• _Short task_
Wherever the string "AARI" appears, copy the whole line.
--
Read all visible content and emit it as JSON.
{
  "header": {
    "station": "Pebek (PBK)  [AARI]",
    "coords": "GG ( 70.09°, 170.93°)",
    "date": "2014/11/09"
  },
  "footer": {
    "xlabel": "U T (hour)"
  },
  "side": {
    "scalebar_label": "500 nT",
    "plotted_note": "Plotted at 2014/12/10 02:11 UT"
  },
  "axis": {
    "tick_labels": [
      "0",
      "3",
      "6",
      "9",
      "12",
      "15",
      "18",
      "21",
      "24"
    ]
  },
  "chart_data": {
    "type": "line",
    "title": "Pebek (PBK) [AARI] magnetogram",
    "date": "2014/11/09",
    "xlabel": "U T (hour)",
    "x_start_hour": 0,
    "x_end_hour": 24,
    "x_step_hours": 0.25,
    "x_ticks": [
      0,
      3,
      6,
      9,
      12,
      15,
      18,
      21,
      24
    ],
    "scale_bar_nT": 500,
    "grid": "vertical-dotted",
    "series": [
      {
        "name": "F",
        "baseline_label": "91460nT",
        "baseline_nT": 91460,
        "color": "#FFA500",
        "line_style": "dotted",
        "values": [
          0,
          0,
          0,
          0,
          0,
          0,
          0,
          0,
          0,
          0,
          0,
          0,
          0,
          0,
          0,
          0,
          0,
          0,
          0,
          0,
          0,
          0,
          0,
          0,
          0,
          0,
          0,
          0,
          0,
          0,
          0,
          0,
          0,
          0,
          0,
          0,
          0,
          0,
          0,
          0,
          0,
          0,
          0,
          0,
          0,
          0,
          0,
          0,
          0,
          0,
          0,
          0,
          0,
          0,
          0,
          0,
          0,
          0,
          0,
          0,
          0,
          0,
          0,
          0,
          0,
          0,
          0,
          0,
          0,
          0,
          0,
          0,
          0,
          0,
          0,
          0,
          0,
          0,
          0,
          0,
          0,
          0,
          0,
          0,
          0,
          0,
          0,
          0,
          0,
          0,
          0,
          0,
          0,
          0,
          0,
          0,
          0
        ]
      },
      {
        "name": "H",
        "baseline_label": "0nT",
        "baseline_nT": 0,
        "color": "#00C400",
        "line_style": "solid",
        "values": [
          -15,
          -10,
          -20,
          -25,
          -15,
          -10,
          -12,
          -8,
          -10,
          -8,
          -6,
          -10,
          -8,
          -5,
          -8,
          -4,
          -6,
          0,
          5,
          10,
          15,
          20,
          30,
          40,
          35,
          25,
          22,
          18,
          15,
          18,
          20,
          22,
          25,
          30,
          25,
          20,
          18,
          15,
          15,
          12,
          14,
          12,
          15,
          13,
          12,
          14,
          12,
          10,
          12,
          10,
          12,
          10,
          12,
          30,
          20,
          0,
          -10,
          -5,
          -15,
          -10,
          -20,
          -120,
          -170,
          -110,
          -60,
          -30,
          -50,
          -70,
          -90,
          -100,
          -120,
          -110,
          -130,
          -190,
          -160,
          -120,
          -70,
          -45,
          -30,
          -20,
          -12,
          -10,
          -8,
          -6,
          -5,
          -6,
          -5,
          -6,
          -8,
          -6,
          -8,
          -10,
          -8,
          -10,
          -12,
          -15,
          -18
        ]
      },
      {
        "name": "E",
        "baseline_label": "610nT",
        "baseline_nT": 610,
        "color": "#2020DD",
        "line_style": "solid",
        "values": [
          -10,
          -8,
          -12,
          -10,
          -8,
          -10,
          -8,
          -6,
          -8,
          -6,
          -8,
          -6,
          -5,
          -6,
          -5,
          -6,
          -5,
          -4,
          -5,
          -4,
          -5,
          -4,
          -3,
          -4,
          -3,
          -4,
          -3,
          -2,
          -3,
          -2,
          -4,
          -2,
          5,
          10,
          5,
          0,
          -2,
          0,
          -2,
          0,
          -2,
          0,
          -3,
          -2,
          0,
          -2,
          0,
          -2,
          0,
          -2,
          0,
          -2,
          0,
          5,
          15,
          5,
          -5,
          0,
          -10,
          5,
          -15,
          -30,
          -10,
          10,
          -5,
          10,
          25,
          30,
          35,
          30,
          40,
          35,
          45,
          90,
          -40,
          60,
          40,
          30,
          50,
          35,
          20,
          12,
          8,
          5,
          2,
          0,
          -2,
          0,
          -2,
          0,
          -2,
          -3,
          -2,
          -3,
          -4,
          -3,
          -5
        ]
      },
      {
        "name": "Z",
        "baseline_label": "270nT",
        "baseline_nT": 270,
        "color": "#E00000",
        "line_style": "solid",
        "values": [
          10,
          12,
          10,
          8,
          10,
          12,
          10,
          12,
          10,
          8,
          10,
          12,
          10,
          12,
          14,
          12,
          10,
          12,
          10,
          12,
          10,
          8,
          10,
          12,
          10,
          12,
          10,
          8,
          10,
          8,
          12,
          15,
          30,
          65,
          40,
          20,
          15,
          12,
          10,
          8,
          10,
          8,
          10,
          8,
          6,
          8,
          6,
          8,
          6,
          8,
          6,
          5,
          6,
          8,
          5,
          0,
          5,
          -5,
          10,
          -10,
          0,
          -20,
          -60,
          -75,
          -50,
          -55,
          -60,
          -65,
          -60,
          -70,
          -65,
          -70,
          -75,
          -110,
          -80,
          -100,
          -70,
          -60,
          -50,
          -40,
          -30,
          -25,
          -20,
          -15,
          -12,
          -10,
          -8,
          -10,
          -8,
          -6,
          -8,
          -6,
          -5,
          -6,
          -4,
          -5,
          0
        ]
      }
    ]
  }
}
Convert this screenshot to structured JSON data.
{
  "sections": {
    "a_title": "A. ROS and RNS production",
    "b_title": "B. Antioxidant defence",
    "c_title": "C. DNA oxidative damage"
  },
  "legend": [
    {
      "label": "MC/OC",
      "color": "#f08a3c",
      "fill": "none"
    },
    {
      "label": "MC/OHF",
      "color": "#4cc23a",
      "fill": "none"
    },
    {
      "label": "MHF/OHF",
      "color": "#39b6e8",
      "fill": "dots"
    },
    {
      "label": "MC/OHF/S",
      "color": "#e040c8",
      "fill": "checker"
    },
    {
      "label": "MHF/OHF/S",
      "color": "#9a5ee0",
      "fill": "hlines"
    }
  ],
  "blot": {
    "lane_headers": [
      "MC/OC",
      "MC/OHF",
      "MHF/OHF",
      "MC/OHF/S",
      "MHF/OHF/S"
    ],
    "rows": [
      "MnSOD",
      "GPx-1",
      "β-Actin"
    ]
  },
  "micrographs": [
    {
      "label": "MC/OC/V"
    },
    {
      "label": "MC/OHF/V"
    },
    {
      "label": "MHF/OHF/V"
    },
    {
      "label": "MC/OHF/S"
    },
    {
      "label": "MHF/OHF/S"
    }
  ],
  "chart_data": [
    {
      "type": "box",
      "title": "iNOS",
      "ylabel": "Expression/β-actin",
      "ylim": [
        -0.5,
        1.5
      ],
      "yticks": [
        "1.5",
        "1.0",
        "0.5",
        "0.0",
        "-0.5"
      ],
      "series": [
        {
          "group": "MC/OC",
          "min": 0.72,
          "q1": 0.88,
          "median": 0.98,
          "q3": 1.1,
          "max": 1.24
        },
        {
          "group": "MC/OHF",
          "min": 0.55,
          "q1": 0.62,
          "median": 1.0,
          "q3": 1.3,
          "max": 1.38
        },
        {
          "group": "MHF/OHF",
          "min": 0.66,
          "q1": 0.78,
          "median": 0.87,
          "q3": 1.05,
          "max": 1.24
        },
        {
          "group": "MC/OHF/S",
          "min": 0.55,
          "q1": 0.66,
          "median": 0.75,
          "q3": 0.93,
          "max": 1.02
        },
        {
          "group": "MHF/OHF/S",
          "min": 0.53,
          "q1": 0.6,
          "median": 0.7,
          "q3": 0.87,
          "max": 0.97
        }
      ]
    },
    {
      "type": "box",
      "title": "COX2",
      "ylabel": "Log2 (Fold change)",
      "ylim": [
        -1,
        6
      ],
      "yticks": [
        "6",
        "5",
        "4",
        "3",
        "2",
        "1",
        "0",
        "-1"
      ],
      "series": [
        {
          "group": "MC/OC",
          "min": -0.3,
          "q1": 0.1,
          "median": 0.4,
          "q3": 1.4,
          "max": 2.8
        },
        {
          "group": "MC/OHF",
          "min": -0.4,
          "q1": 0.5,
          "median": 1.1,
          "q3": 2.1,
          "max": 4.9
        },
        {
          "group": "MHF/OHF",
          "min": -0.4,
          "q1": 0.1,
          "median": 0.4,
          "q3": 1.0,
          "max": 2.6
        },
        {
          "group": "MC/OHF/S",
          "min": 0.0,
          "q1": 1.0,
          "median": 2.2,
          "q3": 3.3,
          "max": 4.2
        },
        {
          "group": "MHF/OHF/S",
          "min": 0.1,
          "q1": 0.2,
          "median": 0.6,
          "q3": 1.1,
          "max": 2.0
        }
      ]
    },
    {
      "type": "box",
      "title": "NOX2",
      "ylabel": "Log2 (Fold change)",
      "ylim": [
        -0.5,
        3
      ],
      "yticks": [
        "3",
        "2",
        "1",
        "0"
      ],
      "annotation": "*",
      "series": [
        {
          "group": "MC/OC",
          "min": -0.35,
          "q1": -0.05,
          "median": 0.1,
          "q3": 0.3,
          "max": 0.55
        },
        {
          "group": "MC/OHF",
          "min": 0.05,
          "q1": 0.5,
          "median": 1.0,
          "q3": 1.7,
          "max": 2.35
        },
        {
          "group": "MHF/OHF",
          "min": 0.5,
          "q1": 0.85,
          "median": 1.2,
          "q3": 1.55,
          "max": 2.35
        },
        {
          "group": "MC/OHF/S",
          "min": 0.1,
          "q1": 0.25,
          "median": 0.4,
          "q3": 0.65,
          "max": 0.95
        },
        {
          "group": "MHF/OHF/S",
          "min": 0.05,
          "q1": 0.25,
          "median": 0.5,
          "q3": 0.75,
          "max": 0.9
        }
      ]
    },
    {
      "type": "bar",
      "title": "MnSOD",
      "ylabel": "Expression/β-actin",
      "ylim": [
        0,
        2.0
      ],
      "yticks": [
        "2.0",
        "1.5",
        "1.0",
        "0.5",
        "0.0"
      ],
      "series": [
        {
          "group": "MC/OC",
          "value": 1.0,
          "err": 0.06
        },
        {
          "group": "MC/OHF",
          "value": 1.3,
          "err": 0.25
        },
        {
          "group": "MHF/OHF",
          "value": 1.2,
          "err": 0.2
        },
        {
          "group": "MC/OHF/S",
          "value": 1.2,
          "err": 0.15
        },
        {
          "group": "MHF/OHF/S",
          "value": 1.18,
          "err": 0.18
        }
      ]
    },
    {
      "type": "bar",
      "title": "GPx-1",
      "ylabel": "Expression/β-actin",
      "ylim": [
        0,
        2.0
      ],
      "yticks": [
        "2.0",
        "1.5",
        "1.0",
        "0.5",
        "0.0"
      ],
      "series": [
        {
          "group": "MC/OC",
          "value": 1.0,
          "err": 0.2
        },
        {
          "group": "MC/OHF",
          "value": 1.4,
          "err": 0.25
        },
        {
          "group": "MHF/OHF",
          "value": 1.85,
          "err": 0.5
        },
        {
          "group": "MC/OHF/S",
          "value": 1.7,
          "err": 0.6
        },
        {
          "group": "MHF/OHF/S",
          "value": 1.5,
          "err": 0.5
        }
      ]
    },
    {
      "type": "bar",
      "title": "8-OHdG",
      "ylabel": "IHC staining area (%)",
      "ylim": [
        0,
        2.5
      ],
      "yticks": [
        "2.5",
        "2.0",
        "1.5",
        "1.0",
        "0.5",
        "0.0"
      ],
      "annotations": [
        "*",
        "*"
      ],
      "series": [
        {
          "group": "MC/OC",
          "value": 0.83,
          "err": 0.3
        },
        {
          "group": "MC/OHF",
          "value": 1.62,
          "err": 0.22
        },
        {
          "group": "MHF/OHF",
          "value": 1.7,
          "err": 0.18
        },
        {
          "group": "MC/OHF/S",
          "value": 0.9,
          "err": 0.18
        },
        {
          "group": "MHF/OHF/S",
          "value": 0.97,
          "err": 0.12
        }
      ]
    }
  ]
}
--
• _The result_
    "station": "Pebek (PBK)  [AARI]",
    "title": "Pebek (PBK) [AARI] magnetogram",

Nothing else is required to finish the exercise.